**** 引用文 ****
レッドステッチもRAV4 PHV「そのまま」が採用されているように見えますね。
加えてインフォテイメントシステムにも変わりはなく、9インチサイズのタッチ式スクリーンを備え、アップルカープレイ、Android Auto、ミラーリンクにも対応。
トヨタRAV4とスズキ・アクロスとはどう違うのか
そしてこちらはトヨタRAV4とスズキ・アクロスとの比較。
こちらはRAV4。
フロントから見ると、アクロスのほうがボンネットが低く、かなりスマートに見えますね。
ボンネットやフェンダーといった、プレス機を使用して大きなコストの掛かる部分の変更は行わず、バンパーやヘッドライトという、まだ製造コストが抑えられる部分の変更にとどめていますが、それでも大きく印象を変えることに成功しているようです。
こちらはスズキ・アクロスのリア。
こちらはRAV4。
フロントに比較するとリアの変更は非常に小さく、見たところエンブレムの相違程度に収まっている模様。
スズキはラインアップ間でのデザイン的統一を行っていない
なお、現在各自動車メーカーが進めているのが「デザインの統一」。
****
◆ 出題 1
引用文の内容に基づき、次の問いに答えよ。
(a) インフォテイメントシステムのタッチ式スクリーンは何インチか。
(b) フロントから見て、ボンネットが低く見えるのはどちらの車か。
(c) リアの変更は、見たところ何の相違程度に収まっているか。
◆ 出題 2
次の各記述が引用文と合っているかを判定し、根拠となる語句を原文から引け。
(a) インフォテイメントシステムはアップルカープレイに対応している。
(b) ボンネットやフェンダーにも変更が加えられている。
(c) リアの変更はフロントの変更よりも大きい。
◆ 出題 3
引用文のうち、「トヨタRAV4とスズキ・アクロスとはどう違うのか」で始まり「なお、現在各自動車メーカーが進めているのが「デザインの統一」。」に至るまでの部分を、一字も変えずに書き写してください。
**** 提供データ ****
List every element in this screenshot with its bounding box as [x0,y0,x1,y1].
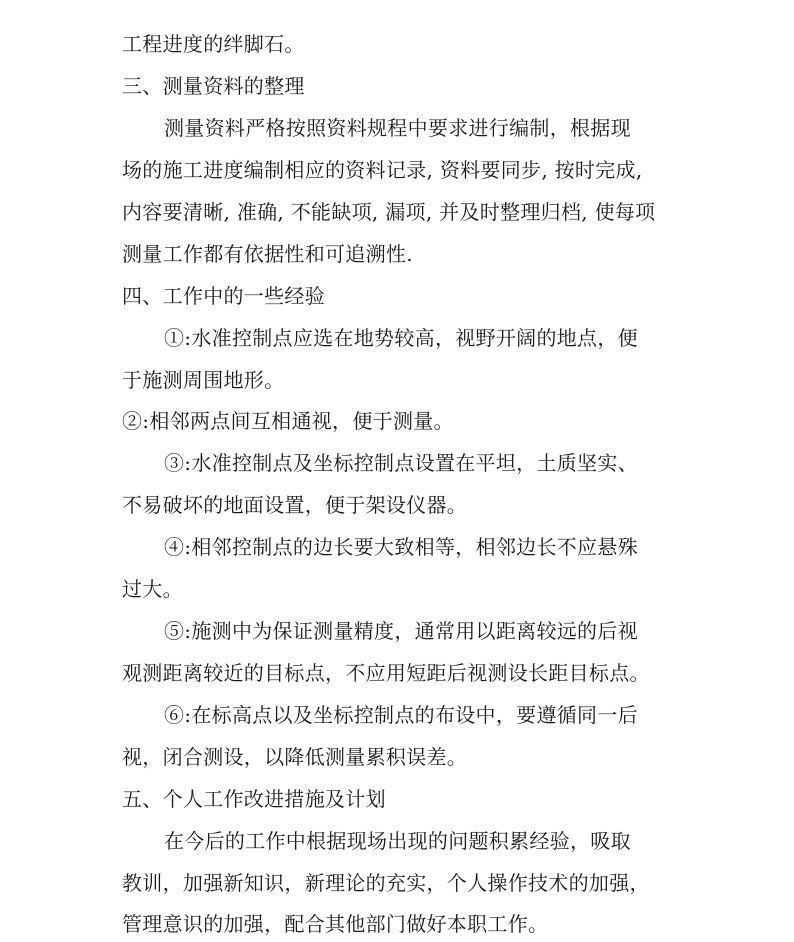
****
◆ 正答 1
(a) 9インチ
(b) スズキ・アクロス
(c) エンブレムの相違程度

◆ 正答 2
(a) はい。「アップルカープレイ、Android Auto、ミラーリンクにも対応」
(b) いいえ。「ボンネットやフェンダーといった、プレス機を使用して大きなコストの掛かる部分の変更は行わず」
(c) いいえ。「フロントに比較するとリアの変更は非常に小さく」

◆ 正答 3
トヨタRAV4とスズキ・アクロスとはどう違うのか
そしてこちらはトヨタRAV4とスズキ・アクロスとの比較。
こちらはRAV4。
フロントから見ると、アクロスのほうがボンネットが低く、かなりスマートに見えますね。
ボンネットやフェンダーといった、プレス機を使用して大きなコストの掛かる部分の変更は行わず、バンパーやヘッドライトという、まだ製造コストが抑えられる部分の変更にとどめていますが、それでも大きく印象を変えることに成功しているようです。
こちらはスズキ・アクロスのリア。
こちらはRAV4。
フロントに比較するとリアの変更は非常に小さく、見たところエンブレムの相違程度に収まっている模様。
スズキはラインアップ間でのデザイン的統一を行っていない
なお、現在各自動車メーカーが進めているのが「デザインの統一」。